### DIRECTIONS FOR THIS TASK
Below are records; transcribe only the line with "Give me the" and those after it, through the last line, without any change.

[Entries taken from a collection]

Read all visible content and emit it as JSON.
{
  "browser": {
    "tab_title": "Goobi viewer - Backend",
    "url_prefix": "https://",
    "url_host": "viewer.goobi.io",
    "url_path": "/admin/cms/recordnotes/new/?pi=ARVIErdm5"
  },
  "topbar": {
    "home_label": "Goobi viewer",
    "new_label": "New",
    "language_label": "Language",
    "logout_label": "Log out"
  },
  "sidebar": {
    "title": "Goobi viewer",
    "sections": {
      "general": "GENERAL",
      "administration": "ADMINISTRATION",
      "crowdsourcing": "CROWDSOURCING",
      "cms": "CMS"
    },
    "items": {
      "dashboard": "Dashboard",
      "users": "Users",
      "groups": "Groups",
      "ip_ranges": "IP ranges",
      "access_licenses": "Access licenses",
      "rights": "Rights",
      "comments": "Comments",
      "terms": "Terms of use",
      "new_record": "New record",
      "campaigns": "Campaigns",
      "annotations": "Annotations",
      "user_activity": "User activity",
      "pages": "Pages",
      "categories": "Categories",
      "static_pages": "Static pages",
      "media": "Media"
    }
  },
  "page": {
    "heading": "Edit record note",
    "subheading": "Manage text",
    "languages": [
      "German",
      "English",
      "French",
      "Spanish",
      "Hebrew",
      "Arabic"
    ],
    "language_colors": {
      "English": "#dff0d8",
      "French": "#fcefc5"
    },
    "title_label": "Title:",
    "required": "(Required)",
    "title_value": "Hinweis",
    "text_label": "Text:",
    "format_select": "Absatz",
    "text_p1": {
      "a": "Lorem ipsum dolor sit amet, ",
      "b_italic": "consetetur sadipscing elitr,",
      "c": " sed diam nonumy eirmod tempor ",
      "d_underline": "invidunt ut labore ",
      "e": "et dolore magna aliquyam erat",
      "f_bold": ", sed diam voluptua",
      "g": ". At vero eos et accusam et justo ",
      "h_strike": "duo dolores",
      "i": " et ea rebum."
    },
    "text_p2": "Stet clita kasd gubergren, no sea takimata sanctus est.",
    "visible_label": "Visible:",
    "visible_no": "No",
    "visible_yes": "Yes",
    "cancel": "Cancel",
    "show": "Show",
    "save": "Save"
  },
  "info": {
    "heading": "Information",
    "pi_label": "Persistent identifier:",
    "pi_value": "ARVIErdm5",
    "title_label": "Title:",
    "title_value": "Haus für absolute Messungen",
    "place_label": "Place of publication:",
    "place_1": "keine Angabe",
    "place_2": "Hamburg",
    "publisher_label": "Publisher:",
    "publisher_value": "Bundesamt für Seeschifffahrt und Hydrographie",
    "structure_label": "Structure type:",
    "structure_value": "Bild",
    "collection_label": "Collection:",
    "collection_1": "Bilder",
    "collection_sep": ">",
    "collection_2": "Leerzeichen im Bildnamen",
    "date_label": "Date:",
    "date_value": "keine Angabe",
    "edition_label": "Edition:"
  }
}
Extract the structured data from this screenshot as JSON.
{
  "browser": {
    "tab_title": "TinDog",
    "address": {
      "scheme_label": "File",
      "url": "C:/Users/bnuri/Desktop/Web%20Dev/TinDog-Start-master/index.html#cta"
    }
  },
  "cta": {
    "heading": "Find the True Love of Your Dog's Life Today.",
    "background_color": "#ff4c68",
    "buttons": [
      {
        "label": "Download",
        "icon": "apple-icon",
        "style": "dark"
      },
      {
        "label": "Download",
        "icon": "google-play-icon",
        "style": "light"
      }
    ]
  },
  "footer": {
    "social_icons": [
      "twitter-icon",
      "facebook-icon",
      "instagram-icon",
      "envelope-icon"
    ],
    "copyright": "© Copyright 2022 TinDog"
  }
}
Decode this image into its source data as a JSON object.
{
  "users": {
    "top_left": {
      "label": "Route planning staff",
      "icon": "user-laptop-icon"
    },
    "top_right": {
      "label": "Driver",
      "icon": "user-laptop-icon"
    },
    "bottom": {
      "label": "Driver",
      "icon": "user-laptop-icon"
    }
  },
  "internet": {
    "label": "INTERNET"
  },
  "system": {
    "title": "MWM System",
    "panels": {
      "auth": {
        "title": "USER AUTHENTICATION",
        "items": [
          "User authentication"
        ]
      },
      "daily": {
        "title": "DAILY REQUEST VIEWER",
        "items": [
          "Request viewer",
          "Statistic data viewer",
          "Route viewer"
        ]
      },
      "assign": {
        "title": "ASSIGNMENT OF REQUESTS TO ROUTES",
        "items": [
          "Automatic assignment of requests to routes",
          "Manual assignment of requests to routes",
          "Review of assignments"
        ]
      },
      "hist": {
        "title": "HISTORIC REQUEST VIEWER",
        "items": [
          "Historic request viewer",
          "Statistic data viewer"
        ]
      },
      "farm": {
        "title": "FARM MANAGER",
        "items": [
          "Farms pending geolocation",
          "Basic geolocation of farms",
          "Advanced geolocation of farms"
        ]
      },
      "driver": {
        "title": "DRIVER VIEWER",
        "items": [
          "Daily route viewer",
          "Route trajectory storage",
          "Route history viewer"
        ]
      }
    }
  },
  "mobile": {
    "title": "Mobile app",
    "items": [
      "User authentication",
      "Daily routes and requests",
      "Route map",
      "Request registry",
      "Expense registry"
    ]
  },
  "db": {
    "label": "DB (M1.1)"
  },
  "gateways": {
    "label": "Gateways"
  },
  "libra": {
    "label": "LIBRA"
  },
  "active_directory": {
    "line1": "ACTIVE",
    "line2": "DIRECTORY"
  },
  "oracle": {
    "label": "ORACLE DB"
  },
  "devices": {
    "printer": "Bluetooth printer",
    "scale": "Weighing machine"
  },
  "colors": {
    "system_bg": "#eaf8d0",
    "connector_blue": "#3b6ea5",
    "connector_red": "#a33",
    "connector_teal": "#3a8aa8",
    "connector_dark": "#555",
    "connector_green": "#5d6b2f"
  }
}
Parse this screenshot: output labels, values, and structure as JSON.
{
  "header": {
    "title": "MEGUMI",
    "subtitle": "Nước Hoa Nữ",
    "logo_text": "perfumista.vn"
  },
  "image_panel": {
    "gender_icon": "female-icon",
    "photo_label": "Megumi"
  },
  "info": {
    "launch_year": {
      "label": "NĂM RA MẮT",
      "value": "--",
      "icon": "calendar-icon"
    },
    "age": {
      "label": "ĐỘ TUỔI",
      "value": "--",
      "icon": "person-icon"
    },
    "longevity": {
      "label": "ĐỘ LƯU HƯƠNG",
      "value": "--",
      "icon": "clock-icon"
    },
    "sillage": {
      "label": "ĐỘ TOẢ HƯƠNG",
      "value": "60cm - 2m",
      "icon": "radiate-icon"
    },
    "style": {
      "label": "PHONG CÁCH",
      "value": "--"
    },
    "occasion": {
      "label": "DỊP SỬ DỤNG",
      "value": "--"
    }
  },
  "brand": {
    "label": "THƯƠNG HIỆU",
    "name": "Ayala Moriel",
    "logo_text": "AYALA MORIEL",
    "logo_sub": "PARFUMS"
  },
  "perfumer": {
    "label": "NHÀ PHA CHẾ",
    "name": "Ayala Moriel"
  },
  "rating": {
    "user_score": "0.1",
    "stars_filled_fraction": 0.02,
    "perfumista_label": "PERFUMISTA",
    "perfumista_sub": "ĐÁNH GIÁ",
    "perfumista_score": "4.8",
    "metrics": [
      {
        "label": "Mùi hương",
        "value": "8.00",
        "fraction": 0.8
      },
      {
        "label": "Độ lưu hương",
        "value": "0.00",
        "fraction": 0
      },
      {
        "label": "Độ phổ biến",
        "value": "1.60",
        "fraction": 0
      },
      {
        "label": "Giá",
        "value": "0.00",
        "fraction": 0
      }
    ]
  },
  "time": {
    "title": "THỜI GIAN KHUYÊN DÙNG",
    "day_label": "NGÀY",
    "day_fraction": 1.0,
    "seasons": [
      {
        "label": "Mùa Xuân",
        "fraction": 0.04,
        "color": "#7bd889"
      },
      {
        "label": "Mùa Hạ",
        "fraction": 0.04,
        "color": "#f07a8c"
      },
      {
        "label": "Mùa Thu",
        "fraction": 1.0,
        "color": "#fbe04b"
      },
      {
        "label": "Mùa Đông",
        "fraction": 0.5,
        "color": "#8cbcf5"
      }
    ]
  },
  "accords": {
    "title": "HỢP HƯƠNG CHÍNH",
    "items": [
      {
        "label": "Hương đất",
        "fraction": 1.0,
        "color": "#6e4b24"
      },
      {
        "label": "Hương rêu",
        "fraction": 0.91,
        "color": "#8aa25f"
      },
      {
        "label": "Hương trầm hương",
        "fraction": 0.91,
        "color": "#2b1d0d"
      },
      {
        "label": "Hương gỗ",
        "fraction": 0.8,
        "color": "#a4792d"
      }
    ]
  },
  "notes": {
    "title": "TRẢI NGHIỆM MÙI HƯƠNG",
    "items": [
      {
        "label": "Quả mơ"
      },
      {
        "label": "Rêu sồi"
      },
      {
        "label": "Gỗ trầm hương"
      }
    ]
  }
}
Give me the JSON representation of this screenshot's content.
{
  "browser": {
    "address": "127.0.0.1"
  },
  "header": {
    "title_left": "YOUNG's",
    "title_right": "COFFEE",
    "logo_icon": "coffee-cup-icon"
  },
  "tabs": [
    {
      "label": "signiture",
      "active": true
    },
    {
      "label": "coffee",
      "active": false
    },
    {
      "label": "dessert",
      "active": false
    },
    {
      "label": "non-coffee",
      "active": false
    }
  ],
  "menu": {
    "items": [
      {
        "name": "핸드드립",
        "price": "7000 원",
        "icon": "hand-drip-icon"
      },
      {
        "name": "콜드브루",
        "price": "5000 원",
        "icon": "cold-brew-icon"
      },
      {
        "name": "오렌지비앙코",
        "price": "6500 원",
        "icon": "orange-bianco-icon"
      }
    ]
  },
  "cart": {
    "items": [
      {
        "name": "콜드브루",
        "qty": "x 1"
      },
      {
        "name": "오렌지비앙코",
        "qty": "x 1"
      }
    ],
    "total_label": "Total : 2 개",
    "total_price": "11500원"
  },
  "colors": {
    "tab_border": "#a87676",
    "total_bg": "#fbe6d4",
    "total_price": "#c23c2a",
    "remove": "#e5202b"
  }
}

### EXERCISE OUTPUT
Give me the JSON representation of this screenshot's content.
{
  "browser": {
    "address": "127.0.0.1"
  },
  "header": {
    "title_left": "YOUNG's",
    "title_right": "COFFEE",
    "logo_icon": "coffee-cup-icon"
  },
  "tabs": [
    {
      "label": "signiture",
      "active": true
    },
    {
      "label": "coffee",
      "active": false
    },
    {
      "label": "dessert",
      "active": false
    },
    {
      "label": "non-coffee",
      "active": false
    }
  ],
  "menu": {
    "items": [
      {
        "name": "핸드드립",
        "price": "7000 원",
        "icon": "hand-drip-icon"
      },
      {
        "name": "콜드브루",
        "price": "5000 원",
        "icon": "cold-brew-icon"
      },
      {
        "name": "오렌지비앙코",
        "price": "6500 원",
        "icon": "orange-bianco-icon"
      }
    ]
  },
  "cart": {
    "items": [
      {
        "name": "콜드브루",
        "qty": "x 1"
      },
      {
        "name": "오렌지비앙코",
        "qty": "x 1"
      }
    ],
    "total_label": "Total : 2 개",
    "total_price": "11500원"
  },
  "colors": {
    "tab_border": "#a87676",
    "total_bg": "#fbe6d4",
    "total_price": "#c23c2a",
    "remove": "#e5202b"
  }
}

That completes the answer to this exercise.